[Begin DATA]

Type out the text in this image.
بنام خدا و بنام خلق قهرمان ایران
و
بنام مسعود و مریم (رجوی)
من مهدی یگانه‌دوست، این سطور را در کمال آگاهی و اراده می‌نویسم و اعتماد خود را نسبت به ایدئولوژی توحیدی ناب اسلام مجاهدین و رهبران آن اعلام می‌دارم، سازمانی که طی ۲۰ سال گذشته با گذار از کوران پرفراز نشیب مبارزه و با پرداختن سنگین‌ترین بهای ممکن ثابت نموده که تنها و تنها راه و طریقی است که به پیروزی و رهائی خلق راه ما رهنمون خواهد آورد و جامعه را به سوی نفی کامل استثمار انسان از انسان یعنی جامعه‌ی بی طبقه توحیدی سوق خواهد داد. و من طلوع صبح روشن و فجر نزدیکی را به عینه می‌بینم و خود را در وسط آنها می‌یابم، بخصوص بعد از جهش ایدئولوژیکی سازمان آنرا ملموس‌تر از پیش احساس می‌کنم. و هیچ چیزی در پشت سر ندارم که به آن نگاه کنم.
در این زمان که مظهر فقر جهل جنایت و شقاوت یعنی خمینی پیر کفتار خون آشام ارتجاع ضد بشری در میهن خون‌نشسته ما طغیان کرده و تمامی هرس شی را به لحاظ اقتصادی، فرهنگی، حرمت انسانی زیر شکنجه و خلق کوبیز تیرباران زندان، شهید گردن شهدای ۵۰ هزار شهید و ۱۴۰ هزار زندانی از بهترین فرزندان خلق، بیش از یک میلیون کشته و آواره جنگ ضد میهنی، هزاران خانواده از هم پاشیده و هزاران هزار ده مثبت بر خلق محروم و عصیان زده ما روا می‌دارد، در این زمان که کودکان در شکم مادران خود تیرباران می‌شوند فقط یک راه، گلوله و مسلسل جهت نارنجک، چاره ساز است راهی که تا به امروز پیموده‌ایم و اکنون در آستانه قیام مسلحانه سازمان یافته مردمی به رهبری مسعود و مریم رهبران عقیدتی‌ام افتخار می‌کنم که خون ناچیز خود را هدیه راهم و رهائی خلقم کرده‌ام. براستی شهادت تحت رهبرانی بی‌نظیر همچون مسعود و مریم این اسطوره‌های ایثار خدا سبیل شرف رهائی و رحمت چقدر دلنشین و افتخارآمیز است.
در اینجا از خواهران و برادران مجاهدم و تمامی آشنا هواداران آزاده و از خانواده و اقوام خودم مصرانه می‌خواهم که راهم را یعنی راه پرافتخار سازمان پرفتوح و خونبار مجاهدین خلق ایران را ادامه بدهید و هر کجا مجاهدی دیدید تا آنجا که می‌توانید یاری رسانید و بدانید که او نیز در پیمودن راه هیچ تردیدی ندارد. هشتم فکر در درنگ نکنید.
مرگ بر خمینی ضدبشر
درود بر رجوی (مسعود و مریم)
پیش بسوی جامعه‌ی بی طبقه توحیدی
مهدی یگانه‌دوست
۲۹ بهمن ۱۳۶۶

[End DATA]

| THE PROBLEM |
Look through the entries above and list every line containing "سازمان".

| SOLUTION TO THIS EXERCISE |
من مهدی یگانه‌دوست، این سطور را در کمال آگاهی و اراده می‌نویسم و اعتماد خود را نسبت به ایدئولوژی توحیدی ناب اسلام مجاهدین و رهبران آن اعلام می‌دارم، سازمانی که طی ۲۰ سال گذشته با گذار از کوران پرفراز نشیب مبارزه و با پرداختن سنگین‌ترین بهای ممکن ثابت نموده که تنها و تنها راه و طریقی است که به پیروزی و رهائی خلق راه ما رهنمون خواهد آورد و جامعه را به سوی نفی کامل استثمار انسان از انسان یعنی جامعه‌ی بی طبقه توحیدی سوق خواهد داد. و من طلوع صبح روشن و فجر نزدیکی را به عینه می‌بینم و خود را در وسط آنها می‌یابم، بخصوص بعد از جهش ایدئولوژیکی سازمان آنرا ملموس‌تر از پیش احساس می‌کنم. و هیچ چیزی در پشت سر ندارم که به آن نگاه کنم.
در این زمان که مظهر فقر جهل جنایت و شقاوت یعنی خمینی پیر کفتار خون آشام ارتجاع ضد بشری در میهن خون‌نشسته ما طغیان کرده و تمامی هرس شی را به لحاظ اقتصادی، فرهنگی، حرمت انسانی زیر شکنجه و خلق کوبیز تیرباران زندان، شهید گردن شهدای ۵۰ هزار شهید و ۱۴۰ هزار زندانی از بهترین فرزندان خلق، بیش از یک میلیون کشته و آواره جنگ ضد میهنی، هزاران خانواده از هم پاشیده و هزاران هزار ده مثبت بر خلق محروم و عصیان زده ما روا می‌دارد، در این زمان که کودکان در شکم مادران خود تیرباران می‌شوند فقط یک راه، گلوله و مسلسل جهت نارنجک، چاره ساز است راهی که تا به امروز پیموده‌ایم و اکنون در آستانه قیام مسلحانه سازمان یافته مردمی به رهبری مسعود و مریم رهبران عقیدتی‌ام افتخار می‌کنم که خون ناچیز خود را هدیه راهم و رهائی خلقم کرده‌ام. براستی شهادت تحت رهبرانی بی‌نظیر همچون مسعود و مریم این اسطوره‌های ایثار خدا سبیل شرف رهائی و رحمت چقدر دلنشین و افتخارآمیز است.
در اینجا از خواهران و برادران مجاهدم و تمامی آشنا هواداران آزاده و از خانواده و اقوام خودم مصرانه می‌خواهم که راهم را یعنی راه پرافتخار سازمان پرفتوح و خونبار مجاهدین خلق ایران را ادامه بدهید و هر کجا مجاهدی دیدید تا آنجا که می‌توانید یاری رسانید و بدانید که او نیز در پیمودن راه هیچ تردیدی ندارد. هشتم فکر در درنگ نکنید.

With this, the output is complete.